* **Short task**
Produce a verbatim copy of the entries listed below.

(Lines of data)
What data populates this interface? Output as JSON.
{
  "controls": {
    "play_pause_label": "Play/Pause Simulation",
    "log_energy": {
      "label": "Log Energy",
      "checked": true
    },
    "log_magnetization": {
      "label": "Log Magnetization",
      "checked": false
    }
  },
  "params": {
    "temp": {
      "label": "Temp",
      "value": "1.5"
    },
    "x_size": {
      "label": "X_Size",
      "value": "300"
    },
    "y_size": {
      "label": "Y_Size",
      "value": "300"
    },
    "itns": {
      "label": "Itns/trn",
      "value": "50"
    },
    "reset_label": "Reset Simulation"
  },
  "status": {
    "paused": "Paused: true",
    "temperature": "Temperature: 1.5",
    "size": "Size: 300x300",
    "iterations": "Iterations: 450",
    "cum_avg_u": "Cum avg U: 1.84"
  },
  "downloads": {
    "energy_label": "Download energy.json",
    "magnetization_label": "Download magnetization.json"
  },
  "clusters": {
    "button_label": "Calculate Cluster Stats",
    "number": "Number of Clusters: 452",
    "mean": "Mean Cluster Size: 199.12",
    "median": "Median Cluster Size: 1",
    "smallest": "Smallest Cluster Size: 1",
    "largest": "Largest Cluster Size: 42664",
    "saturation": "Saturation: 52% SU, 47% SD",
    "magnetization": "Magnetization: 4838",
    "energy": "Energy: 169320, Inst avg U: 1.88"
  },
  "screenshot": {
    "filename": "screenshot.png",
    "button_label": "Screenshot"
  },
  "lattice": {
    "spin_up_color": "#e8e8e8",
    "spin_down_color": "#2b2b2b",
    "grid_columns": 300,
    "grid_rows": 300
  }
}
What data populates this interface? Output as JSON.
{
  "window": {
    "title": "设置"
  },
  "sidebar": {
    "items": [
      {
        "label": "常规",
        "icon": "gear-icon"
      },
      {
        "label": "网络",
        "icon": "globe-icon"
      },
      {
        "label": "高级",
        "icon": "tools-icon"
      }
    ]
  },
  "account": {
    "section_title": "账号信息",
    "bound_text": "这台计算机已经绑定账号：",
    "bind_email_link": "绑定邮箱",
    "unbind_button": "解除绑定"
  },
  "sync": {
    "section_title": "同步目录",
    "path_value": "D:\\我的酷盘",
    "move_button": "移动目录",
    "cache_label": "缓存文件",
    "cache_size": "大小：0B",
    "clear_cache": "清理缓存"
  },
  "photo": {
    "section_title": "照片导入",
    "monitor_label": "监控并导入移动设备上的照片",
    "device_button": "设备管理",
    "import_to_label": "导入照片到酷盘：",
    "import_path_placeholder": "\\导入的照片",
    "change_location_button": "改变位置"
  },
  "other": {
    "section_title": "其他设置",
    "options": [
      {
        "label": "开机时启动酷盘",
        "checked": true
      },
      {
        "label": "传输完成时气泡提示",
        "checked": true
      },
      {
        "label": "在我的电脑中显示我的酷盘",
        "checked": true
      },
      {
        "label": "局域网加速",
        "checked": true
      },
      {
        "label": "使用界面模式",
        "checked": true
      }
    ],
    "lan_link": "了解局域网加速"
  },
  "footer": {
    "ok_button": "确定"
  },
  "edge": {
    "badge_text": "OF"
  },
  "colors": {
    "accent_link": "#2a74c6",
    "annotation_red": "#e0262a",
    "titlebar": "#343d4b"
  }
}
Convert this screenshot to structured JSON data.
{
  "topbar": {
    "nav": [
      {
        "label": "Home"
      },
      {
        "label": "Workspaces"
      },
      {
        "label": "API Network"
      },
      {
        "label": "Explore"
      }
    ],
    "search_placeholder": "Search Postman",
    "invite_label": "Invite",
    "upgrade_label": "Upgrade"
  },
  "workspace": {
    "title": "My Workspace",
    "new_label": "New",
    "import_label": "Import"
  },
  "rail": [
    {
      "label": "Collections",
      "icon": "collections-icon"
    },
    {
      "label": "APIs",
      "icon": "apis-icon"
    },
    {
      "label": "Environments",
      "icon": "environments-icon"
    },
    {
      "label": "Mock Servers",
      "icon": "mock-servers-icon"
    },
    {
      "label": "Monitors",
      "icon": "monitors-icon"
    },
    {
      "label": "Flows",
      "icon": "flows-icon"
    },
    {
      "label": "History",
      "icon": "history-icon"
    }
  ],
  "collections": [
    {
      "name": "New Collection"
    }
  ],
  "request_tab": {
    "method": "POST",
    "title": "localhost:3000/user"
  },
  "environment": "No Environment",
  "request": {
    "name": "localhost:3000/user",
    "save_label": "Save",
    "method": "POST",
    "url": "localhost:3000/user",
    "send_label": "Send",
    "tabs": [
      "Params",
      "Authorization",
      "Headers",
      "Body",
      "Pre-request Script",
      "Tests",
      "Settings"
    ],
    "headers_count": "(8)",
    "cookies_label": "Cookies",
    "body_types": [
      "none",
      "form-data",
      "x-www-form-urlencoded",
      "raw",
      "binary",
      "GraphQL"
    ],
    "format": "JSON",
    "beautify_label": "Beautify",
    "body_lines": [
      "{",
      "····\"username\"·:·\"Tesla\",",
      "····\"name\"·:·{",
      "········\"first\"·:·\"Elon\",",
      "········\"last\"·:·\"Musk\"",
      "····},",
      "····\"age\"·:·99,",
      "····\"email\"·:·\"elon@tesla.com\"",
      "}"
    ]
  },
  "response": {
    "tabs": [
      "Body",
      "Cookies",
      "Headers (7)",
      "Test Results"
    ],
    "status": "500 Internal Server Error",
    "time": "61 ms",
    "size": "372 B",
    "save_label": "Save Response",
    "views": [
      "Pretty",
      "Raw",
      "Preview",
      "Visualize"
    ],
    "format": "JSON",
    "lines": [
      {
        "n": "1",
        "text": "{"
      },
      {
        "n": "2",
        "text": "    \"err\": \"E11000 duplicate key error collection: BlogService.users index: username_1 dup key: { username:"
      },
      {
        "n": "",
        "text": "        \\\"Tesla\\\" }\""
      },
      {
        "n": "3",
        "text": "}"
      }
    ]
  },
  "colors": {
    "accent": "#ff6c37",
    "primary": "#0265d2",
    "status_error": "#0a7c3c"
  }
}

* **Task solution**
What data populates this interface? Output as JSON.
{
  "controls": {
    "play_pause_label": "Play/Pause Simulation",
    "log_energy": {
      "label": "Log Energy",
      "checked": true
    },
    "log_magnetization": {
      "label": "Log Magnetization",
      "checked": false
    }
  },
  "params": {
    "temp": {
      "label": "Temp",
      "value": "1.5"
    },
    "x_size": {
      "label": "X_Size",
      "value": "300"
    },
    "y_size": {
      "label": "Y_Size",
      "value": "300"
    },
    "itns": {
      "label": "Itns/trn",
      "value": "50"
    },
    "reset_label": "Reset Simulation"
  },
  "status": {
    "paused": "Paused: true",
    "temperature": "Temperature: 1.5",
    "size": "Size: 300x300",
    "iterations": "Iterations: 450",
    "cum_avg_u": "Cum avg U: 1.84"
  },
  "downloads": {
    "energy_label": "Download energy.json",
    "magnetization_label": "Download magnetization.json"
  },
  "clusters": {
    "button_label": "Calculate Cluster Stats",
    "number": "Number of Clusters: 452",
    "mean": "Mean Cluster Size: 199.12",
    "median": "Median Cluster Size: 1",
    "smallest": "Smallest Cluster Size: 1",
    "largest": "Largest Cluster Size: 42664",
    "saturation": "Saturation: 52% SU, 47% SD",
    "magnetization": "Magnetization: 4838",
    "energy": "Energy: 169320, Inst avg U: 1.88"
  },
  "screenshot": {
    "filename": "screenshot.png",
    "button_label": "Screenshot"
  },
  "lattice": {
    "spin_up_color": "#e8e8e8",
    "spin_down_color": "#2b2b2b",
    "grid_columns": 300,
    "grid_rows": 300
  }
}
What data populates this interface? Output as JSON.
{
  "window": {
    "title": "设置"
  },
  "sidebar": {
    "items": [
      {
        "label": "常规",
        "icon": "gear-icon"
      },
      {
        "label": "网络",
        "icon": "globe-icon"
      },
      {
        "label": "高级",
        "icon": "tools-icon"
      }
    ]
  },
  "account": {
    "section_title": "账号信息",
    "bound_text": "这台计算机已经绑定账号：",
    "bind_email_link": "绑定邮箱",
    "unbind_button": "解除绑定"
  },
  "sync": {
    "section_title": "同步目录",
    "path_value": "D:\\我的酷盘",
    "move_button": "移动目录",
    "cache_label": "缓存文件",
    "cache_size": "大小：0B",
    "clear_cache": "清理缓存"
  },
  "photo": {
    "section_title": "照片导入",
    "monitor_label": "监控并导入移动设备上的照片",
    "device_button": "设备管理",
    "import_to_label": "导入照片到酷盘：",
    "import_path_placeholder": "\\导入的照片",
    "change_location_button": "改变位置"
  },
  "other": {
    "section_title": "其他设置",
    "options": [
      {
        "label": "开机时启动酷盘",
        "checked": true
      },
      {
        "label": "传输完成时气泡提示",
        "checked": true
      },
      {
        "label": "在我的电脑中显示我的酷盘",
        "checked": true
      },
      {
        "label": "局域网加速",
        "checked": true
      },
      {
        "label": "使用界面模式",
        "checked": true
      }
    ],
    "lan_link": "了解局域网加速"
  },
  "footer": {
    "ok_button": "确定"
  },
  "edge": {
    "badge_text": "OF"
  },
  "colors": {
    "accent_link": "#2a74c6",
    "annotation_red": "#e0262a",
    "titlebar": "#343d4b"
  }
}
Convert this screenshot to structured JSON data.
{
  "topbar": {
    "nav": [
      {
        "label": "Home"
      },
      {
        "label": "Workspaces"
      },
      {
        "label": "API Network"
      },
      {
        "label": "Explore"
      }
    ],
    "search_placeholder": "Search Postman",
    "invite_label": "Invite",
    "upgrade_label": "Upgrade"
  },
  "workspace": {
    "title": "My Workspace",
    "new_label": "New",
    "import_label": "Import"
  },
  "rail": [
    {
      "label": "Collections",
      "icon": "collections-icon"
    },
    {
      "label": "APIs",
      "icon": "apis-icon"
    },
    {
      "label": "Environments",
      "icon": "environments-icon"
    },
    {
      "label": "Mock Servers",
      "icon": "mock-servers-icon"
    },
    {
      "label": "Monitors",
      "icon": "monitors-icon"
    },
    {
      "label": "Flows",
      "icon": "flows-icon"
    },
    {
      "label": "History",
      "icon": "history-icon"
    }
  ],
  "collections": [
    {
      "name": "New Collection"
    }
  ],
  "request_tab": {
    "method": "POST",
    "title": "localhost:3000/user"
  },
  "environment": "No Environment",
  "request": {
    "name": "localhost:3000/user",
    "save_label": "Save",
    "method": "POST",
    "url": "localhost:3000/user",
    "send_label": "Send",
    "tabs": [
      "Params",
      "Authorization",
      "Headers",
      "Body",
      "Pre-request Script",
      "Tests",
      "Settings"
    ],
    "headers_count": "(8)",
    "cookies_label": "Cookies",
    "body_types": [
      "none",
      "form-data",
      "x-www-form-urlencoded",
      "raw",
      "binary",
      "GraphQL"
    ],
    "format": "JSON",
    "beautify_label": "Beautify",
    "body_lines": [
      "{",
      "····\"username\"·:·\"Tesla\",",
      "····\"name\"·:·{",
      "········\"first\"·:·\"Elon\",",
      "········\"last\"·:·\"Musk\"",
      "····},",
      "····\"age\"·:·99,",
      "····\"email\"·:·\"elon@tesla.com\"",
      "}"
    ]
  },
  "response": {
    "tabs": [
      "Body",
      "Cookies",
      "Headers (7)",
      "Test Results"
    ],
    "status": "500 Internal Server Error",
    "time": "61 ms",
    "size": "372 B",
    "save_label": "Save Response",
    "views": [
      "Pretty",
      "Raw",
      "Preview",
      "Visualize"
    ],
    "format": "JSON",
    "lines": [
      {
        "n": "1",
        "text": "{"
      },
      {
        "n": "2",
        "text": "    \"err\": \"E11000 duplicate key error collection: BlogService.users index: username_1 dup key: { username:"
      },
      {
        "n": "",
        "text": "        \\\"Tesla\\\" }\""
      },
      {
        "n": "3",
        "text": "}"
      }
    ]
  },
  "colors": {
    "accent": "#ff6c37",
    "primary": "#0265d2",
    "status_error": "#0a7c3c"
  }
}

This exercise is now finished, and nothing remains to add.